• WHAT IS BEING ASKED
Reproduce the lines below unchanged, from the first one through the line containing "station-label-cerro-mirador-b: Cerro Mirador".

--- --- ---

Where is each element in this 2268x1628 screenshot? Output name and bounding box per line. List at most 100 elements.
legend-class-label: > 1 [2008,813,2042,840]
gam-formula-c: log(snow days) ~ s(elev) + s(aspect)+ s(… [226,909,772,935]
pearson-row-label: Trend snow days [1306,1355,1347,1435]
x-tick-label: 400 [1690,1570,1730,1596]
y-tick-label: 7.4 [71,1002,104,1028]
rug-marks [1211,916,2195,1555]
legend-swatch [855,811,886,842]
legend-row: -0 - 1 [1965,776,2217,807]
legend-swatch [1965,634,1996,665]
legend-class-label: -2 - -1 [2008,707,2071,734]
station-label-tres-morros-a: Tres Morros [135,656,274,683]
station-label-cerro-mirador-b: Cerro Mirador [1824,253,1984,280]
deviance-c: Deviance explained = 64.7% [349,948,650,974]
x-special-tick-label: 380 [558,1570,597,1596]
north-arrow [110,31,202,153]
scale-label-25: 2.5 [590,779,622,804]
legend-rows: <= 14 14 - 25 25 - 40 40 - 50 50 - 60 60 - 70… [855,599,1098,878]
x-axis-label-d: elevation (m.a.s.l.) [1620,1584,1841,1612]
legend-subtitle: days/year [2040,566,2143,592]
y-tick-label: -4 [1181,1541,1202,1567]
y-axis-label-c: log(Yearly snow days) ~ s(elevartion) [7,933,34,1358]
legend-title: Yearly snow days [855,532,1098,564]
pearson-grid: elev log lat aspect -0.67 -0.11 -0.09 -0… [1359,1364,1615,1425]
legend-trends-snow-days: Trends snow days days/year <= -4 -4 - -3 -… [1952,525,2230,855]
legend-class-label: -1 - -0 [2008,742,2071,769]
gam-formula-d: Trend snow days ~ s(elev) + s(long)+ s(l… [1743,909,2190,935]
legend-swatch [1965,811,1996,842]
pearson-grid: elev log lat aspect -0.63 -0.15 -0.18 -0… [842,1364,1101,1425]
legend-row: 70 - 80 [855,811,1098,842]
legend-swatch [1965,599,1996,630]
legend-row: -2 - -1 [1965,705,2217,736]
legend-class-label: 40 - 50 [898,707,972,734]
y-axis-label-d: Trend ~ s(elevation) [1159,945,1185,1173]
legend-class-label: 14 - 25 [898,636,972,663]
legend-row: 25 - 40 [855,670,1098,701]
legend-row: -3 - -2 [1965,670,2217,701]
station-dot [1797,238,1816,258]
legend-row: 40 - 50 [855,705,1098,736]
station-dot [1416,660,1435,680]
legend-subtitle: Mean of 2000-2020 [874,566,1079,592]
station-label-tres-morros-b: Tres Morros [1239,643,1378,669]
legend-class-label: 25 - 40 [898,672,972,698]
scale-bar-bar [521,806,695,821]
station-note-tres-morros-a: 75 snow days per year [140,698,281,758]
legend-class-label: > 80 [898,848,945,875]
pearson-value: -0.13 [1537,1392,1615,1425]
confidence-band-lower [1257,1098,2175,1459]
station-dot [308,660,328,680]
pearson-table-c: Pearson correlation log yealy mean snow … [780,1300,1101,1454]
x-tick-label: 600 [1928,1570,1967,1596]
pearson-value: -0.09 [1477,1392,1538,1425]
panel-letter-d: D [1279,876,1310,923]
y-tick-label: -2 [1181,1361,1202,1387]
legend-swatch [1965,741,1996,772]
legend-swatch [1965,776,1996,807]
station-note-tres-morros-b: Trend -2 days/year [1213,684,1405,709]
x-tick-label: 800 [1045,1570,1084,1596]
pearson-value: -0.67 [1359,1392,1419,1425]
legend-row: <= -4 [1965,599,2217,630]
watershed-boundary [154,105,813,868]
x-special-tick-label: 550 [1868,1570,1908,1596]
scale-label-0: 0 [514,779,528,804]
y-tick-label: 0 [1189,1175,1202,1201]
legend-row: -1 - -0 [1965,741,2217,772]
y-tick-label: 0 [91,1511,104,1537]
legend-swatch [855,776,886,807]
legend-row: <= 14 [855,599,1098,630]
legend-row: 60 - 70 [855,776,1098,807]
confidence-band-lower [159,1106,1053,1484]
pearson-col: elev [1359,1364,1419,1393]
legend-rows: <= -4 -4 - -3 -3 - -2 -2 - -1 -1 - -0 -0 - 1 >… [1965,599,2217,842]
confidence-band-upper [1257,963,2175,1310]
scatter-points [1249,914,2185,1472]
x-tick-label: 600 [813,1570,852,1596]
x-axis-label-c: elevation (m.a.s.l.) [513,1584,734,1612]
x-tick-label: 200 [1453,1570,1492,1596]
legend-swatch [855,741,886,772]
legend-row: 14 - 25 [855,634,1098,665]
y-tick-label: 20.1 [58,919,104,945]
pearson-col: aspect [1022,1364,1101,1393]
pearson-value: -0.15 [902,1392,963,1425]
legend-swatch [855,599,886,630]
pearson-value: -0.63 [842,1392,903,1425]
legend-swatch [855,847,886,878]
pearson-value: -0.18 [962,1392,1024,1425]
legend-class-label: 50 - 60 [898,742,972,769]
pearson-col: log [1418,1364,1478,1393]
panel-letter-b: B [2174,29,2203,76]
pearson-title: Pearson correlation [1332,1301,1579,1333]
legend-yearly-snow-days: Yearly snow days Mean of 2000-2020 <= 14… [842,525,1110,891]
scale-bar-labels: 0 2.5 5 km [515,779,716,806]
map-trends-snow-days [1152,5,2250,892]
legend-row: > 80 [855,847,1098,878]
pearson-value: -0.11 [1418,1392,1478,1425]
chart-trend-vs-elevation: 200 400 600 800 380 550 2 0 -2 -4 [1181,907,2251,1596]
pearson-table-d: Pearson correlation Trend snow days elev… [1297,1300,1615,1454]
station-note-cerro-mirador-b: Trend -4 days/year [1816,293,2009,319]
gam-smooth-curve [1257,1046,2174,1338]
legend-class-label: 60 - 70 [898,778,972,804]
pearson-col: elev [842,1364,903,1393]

--- --- ---

• EXERCISE OUTPUT
Where is each element in this 2268x1628 screenshot? Output name and bounding box per line. List at most 100 elements.
legend-class-label: > 1 [2008,813,2042,840]
gam-formula-c: log(snow days) ~ s(elev) + s(aspect)+ s(… [226,909,772,935]
pearson-row-label: Trend snow days [1306,1355,1347,1435]
x-tick-label: 400 [1690,1570,1730,1596]
y-tick-label: 7.4 [71,1002,104,1028]
rug-marks [1211,916,2195,1555]
legend-swatch [855,811,886,842]
legend-row: -0 - 1 [1965,776,2217,807]
legend-swatch [1965,634,1996,665]
legend-class-label: -2 - -1 [2008,707,2071,734]
station-label-tres-morros-a: Tres Morros [135,656,274,683]
station-label-cerro-mirador-b: Cerro Mirador [1824,253,1984,280]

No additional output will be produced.